### TASK DESCRIPTION
Determine how many lines include the string "Mark". Output that number only.

[Data records]
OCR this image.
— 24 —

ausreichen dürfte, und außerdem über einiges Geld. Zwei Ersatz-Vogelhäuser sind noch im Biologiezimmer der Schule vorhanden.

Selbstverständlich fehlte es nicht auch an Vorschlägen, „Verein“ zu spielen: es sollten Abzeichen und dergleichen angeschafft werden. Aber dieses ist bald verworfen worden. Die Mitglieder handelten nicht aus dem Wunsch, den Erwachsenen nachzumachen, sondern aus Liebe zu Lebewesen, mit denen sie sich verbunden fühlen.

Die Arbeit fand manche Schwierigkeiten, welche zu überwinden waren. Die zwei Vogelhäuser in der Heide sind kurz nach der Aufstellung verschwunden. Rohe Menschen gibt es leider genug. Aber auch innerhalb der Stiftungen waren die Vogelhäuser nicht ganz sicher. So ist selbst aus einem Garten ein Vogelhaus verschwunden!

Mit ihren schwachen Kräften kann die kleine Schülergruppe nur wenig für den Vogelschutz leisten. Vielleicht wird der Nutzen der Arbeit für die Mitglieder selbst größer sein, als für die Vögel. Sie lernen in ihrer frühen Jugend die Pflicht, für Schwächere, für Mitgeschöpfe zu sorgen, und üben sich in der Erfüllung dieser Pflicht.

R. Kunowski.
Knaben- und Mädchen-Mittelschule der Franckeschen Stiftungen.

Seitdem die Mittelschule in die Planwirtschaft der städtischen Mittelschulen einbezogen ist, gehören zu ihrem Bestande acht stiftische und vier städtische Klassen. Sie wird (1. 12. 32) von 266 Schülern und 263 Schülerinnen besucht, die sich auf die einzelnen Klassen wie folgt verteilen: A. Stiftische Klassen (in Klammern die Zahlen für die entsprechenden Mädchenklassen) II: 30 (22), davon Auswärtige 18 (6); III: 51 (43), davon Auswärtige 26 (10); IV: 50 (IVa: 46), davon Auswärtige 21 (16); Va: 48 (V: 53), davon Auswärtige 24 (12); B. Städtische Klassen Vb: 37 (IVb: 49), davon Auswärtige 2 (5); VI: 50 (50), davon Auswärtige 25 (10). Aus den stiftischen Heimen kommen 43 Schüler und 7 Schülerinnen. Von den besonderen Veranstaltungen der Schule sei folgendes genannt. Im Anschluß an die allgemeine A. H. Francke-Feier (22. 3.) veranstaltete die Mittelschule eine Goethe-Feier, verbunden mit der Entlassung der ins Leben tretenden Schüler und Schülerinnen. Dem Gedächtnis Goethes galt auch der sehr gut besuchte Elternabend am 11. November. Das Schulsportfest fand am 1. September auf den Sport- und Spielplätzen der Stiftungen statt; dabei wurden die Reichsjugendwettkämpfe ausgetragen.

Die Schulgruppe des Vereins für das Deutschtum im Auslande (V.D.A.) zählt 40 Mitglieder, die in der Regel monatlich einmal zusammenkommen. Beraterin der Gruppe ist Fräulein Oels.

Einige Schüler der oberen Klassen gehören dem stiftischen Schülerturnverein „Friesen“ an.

...

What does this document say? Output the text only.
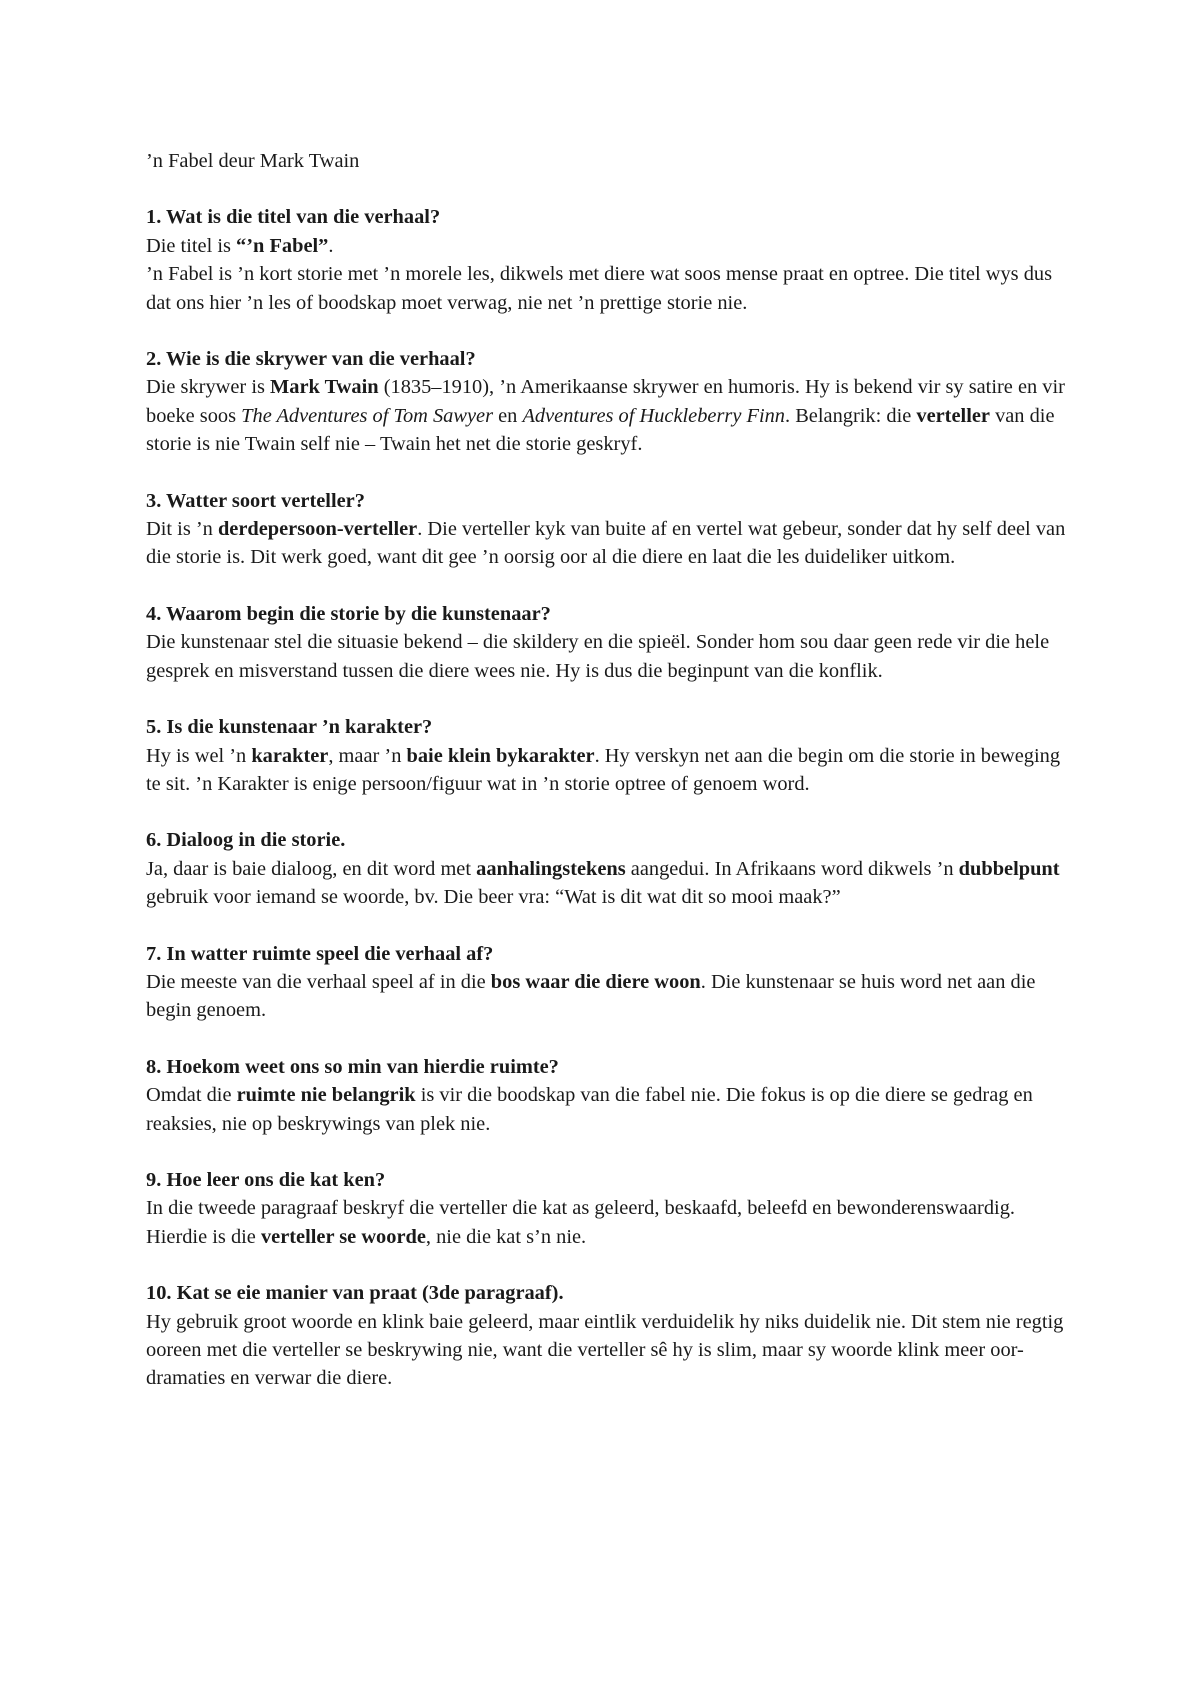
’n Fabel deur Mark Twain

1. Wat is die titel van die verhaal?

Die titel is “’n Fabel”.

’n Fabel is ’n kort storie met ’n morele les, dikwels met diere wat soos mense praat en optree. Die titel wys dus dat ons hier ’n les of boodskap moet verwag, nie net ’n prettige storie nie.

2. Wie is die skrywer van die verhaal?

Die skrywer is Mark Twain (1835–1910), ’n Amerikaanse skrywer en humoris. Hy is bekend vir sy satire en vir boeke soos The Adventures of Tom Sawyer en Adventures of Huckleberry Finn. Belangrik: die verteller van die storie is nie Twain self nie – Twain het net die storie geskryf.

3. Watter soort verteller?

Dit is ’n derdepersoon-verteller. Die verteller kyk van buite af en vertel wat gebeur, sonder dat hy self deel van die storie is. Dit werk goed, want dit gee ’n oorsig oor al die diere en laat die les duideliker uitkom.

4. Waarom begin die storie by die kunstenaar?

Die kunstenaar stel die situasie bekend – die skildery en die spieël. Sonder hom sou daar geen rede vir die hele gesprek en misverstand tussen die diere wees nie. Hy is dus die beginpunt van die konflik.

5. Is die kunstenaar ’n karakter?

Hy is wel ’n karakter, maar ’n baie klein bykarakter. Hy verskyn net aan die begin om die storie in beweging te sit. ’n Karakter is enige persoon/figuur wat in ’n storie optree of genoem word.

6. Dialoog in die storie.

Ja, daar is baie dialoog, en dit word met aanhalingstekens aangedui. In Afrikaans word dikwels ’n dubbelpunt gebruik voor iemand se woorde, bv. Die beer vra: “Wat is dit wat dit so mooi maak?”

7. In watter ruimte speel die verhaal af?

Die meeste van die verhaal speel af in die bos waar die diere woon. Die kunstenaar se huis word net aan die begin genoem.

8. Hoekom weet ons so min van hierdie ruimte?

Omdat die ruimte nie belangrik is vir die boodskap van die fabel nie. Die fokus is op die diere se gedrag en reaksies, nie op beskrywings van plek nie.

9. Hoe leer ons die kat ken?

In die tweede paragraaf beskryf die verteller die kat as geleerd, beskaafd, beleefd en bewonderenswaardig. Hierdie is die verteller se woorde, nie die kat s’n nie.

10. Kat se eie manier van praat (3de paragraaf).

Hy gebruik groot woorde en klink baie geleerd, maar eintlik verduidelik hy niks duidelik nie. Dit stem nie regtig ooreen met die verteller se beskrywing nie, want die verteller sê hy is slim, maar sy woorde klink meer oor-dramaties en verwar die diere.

### REPLY
2